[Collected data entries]

┏━━

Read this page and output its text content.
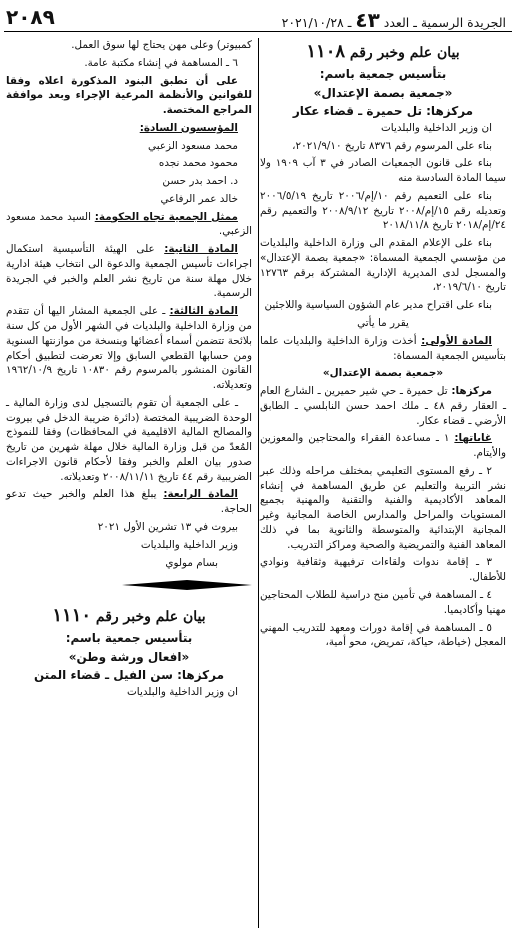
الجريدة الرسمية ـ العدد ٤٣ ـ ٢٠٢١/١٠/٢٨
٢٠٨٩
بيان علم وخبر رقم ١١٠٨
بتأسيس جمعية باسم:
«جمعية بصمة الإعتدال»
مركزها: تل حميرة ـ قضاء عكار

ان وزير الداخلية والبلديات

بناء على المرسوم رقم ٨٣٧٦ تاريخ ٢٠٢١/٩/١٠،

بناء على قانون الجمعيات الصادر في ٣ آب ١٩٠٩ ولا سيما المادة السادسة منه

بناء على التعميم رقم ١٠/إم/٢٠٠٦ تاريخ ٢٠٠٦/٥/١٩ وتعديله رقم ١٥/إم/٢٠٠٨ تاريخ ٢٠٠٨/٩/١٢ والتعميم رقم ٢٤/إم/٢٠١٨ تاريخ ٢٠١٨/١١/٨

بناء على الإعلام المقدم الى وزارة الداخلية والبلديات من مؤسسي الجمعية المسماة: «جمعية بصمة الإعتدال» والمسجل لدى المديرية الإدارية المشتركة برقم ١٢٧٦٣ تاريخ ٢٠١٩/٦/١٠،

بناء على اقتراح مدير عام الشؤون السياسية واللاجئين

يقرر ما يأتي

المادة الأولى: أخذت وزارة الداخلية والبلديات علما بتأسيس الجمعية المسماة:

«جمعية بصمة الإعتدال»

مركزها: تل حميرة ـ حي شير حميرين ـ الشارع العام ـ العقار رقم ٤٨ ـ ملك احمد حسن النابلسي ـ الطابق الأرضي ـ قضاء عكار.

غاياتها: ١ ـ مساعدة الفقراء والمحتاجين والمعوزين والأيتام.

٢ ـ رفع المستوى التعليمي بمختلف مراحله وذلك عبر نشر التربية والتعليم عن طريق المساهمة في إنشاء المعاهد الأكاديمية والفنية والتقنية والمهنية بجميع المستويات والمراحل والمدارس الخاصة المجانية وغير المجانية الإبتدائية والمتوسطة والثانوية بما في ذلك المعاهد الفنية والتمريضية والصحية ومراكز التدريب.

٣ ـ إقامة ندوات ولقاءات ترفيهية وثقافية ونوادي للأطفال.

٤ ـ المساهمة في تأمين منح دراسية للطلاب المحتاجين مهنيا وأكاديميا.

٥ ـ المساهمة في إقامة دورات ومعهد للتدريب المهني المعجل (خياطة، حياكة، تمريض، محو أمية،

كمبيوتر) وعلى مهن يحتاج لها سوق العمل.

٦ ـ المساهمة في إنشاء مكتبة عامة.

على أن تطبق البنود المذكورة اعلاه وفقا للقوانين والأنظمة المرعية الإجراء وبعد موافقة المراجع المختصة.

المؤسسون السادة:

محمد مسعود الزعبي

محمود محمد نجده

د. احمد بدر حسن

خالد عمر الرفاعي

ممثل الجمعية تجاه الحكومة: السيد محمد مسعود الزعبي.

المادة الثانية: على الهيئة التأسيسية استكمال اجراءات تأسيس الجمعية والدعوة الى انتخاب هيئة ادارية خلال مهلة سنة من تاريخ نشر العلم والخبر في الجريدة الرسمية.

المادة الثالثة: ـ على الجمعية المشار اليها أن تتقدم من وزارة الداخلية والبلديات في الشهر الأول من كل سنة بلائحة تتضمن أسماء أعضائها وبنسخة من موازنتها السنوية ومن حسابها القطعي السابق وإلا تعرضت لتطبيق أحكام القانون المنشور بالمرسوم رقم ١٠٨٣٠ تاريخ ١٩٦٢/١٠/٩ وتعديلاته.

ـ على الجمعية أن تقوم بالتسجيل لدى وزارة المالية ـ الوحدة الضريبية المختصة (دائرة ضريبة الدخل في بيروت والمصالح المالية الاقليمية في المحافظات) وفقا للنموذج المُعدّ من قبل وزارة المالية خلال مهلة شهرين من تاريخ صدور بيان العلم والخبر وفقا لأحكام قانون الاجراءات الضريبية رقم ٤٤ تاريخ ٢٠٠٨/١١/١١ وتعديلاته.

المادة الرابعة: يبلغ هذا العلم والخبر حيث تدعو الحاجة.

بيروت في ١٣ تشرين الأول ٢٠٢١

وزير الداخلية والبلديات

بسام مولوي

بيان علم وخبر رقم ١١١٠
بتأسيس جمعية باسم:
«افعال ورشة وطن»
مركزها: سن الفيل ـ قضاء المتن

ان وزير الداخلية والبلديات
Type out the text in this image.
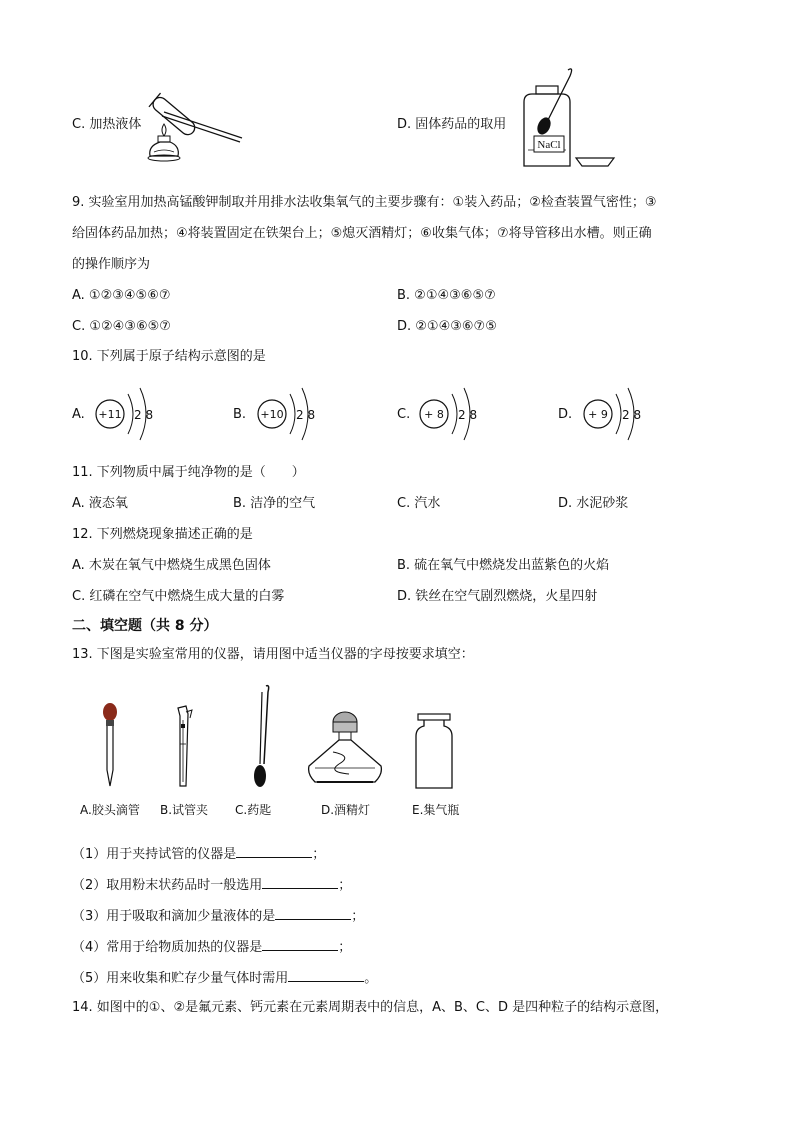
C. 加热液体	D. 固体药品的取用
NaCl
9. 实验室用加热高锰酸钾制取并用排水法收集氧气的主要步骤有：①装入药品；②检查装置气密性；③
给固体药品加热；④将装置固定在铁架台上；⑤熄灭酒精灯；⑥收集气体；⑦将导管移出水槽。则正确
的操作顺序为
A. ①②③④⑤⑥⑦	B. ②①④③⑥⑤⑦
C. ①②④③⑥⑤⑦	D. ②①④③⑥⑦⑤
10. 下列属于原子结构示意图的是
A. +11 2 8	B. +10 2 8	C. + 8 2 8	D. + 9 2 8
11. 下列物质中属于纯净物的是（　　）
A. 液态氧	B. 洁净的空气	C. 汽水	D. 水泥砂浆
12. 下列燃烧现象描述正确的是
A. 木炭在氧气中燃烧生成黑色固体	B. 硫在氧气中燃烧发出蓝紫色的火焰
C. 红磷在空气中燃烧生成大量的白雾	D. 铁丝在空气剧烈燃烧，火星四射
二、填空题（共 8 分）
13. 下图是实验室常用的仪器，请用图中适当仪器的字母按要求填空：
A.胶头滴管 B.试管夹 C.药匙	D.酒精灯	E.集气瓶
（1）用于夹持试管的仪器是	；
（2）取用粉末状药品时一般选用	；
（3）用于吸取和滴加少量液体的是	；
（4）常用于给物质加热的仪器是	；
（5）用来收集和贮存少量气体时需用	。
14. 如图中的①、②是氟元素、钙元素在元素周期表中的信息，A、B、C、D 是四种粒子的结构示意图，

┗━━
┏━━

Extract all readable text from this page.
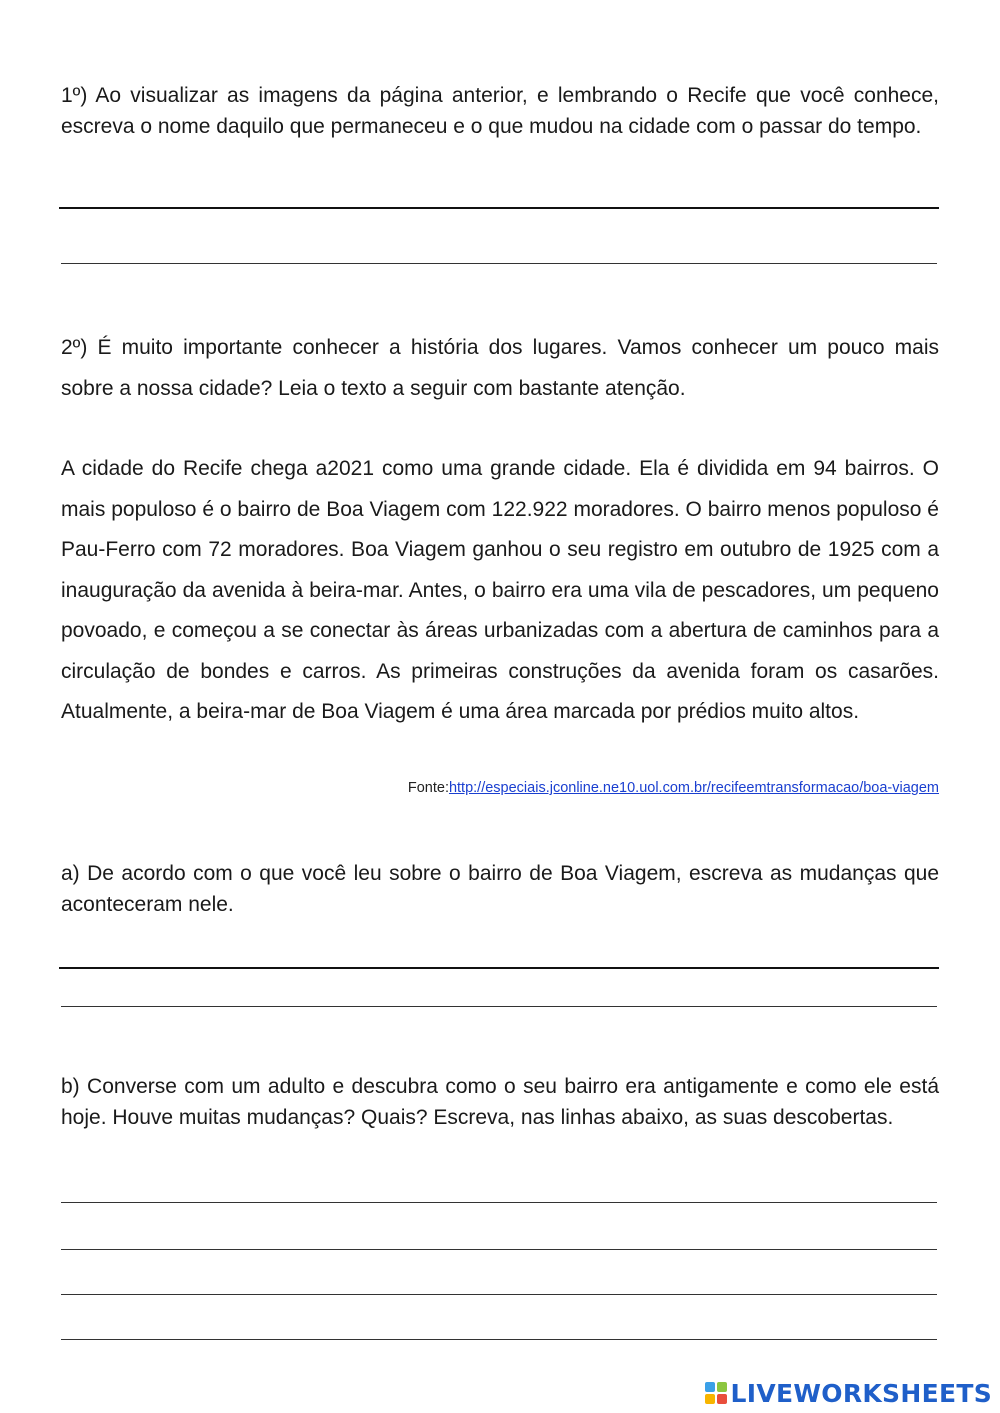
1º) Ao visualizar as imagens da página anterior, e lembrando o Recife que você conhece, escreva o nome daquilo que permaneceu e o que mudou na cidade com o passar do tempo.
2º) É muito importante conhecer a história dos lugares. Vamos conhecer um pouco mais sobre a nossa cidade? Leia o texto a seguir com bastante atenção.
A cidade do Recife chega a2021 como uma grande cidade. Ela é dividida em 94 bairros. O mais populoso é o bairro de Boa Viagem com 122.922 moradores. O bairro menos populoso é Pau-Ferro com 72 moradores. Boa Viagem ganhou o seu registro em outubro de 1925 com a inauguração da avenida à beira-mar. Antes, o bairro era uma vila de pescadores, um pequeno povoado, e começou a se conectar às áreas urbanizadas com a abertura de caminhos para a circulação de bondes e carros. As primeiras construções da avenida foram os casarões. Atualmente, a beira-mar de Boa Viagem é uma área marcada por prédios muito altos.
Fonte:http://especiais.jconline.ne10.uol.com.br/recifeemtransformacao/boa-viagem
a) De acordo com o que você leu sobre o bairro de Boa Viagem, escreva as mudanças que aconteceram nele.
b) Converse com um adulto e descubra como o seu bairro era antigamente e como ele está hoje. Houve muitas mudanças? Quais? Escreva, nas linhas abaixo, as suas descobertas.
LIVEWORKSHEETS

┗━━

→ **Exercise details**: State how many lines of the records above contain the word "المساهمة", giving only that number.

→ **Output**: 4